§ CHALLENGE
Reproduce every record exactly as it appears, but not the pictures.

§ DATA FOR THE TASK

* Begin *

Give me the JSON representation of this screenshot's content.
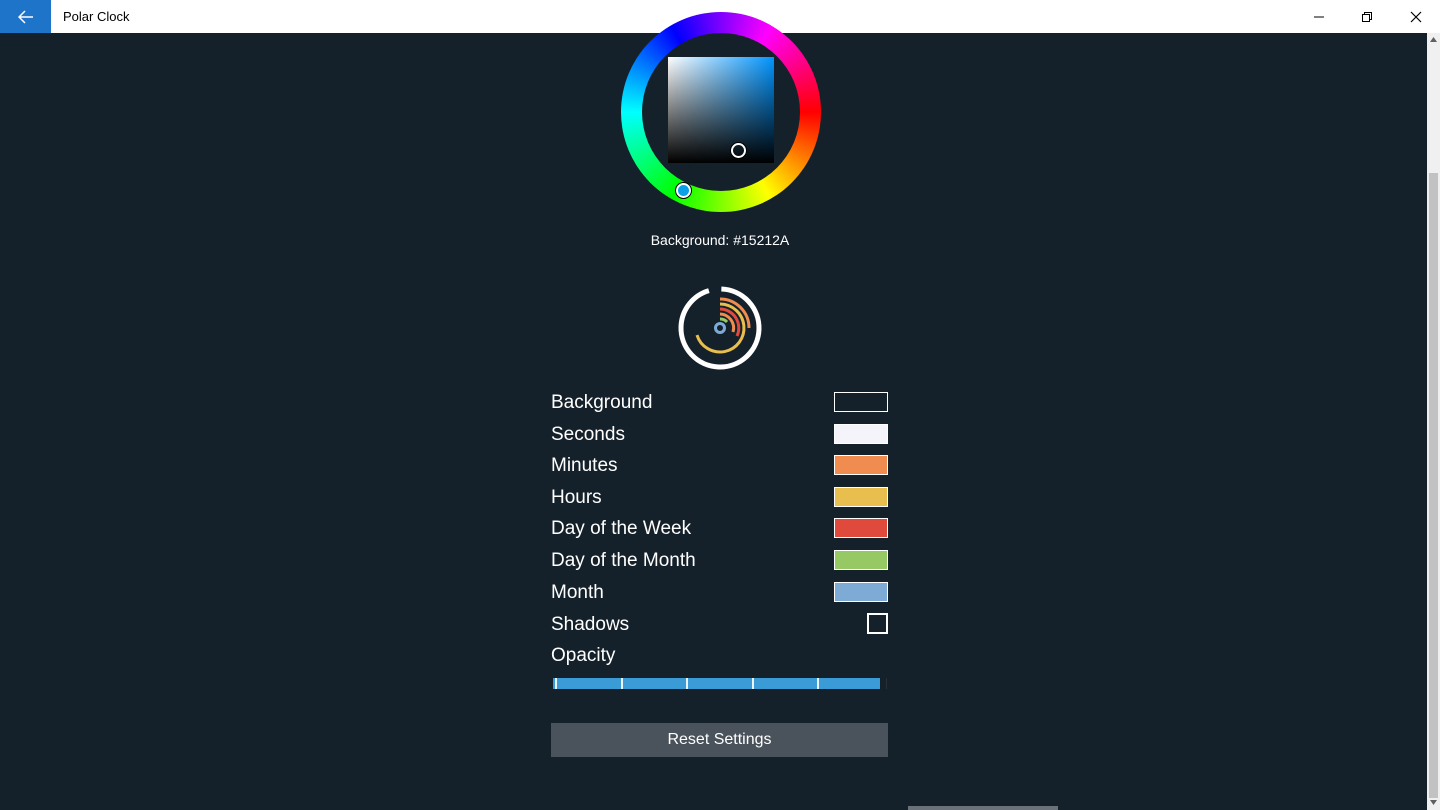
{
  "window": {
    "title": "Polar Clock",
    "accent": "#1e74c8",
    "back_icon": "arrow-left-icon",
    "minimize_icon": "minimize-icon",
    "maximize_icon": "restore-icon",
    "close_icon": "close-icon"
  },
  "color_picker": {
    "current_label": "Background: #15212A",
    "current_color": "#15212A"
  },
  "settings": {
    "items": [
      {
        "label": "Background",
        "color": "#15212A"
      },
      {
        "label": "Seconds",
        "color": "#F4F4FA"
      },
      {
        "label": "Minutes",
        "color": "#F08C50"
      },
      {
        "label": "Hours",
        "color": "#E8BE4E"
      },
      {
        "label": "Day of the Week",
        "color": "#E04A3C"
      },
      {
        "label": "Day of the Month",
        "color": "#96C864"
      },
      {
        "label": "Month",
        "color": "#7EAAD6"
      }
    ],
    "shadows_label": "Shadows",
    "shadows_checked": false,
    "opacity_label": "Opacity",
    "opacity_value": 0.98,
    "opacity_ticks": 5
  },
  "reset_button": {
    "label": "Reset Settings"
  }
}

* End *

§ EXERCISE ANSWER
Give me the JSON representation of this screenshot's content.
{
  "window": {
    "title": "Polar Clock",
    "accent": "#1e74c8",
    "back_icon": "arrow-left-icon",
    "minimize_icon": "minimize-icon",
    "maximize_icon": "restore-icon",
    "close_icon": "close-icon"
  },
  "color_picker": {
    "current_label": "Background: #15212A",
    "current_color": "#15212A"
  },
  "settings": {
    "items": [
      {
        "label": "Background",
        "color": "#15212A"
      },
      {
        "label": "Seconds",
        "color": "#F4F4FA"
      },
      {
        "label": "Minutes",
        "color": "#F08C50"
      },
      {
        "label": "Hours",
        "color": "#E8BE4E"
      },
      {
        "label": "Day of the Week",
        "color": "#E04A3C"
      },
      {
        "label": "Day of the Month",
        "color": "#96C864"
      },
      {
        "label": "Month",
        "color": "#7EAAD6"
      }
    ],
    "shadows_label": "Shadows",
    "shadows_checked": false,
    "opacity_label": "Opacity",
    "opacity_value": 0.98,
    "opacity_ticks": 5
  },
  "reset_button": {
    "label": "Reset Settings"
  }
}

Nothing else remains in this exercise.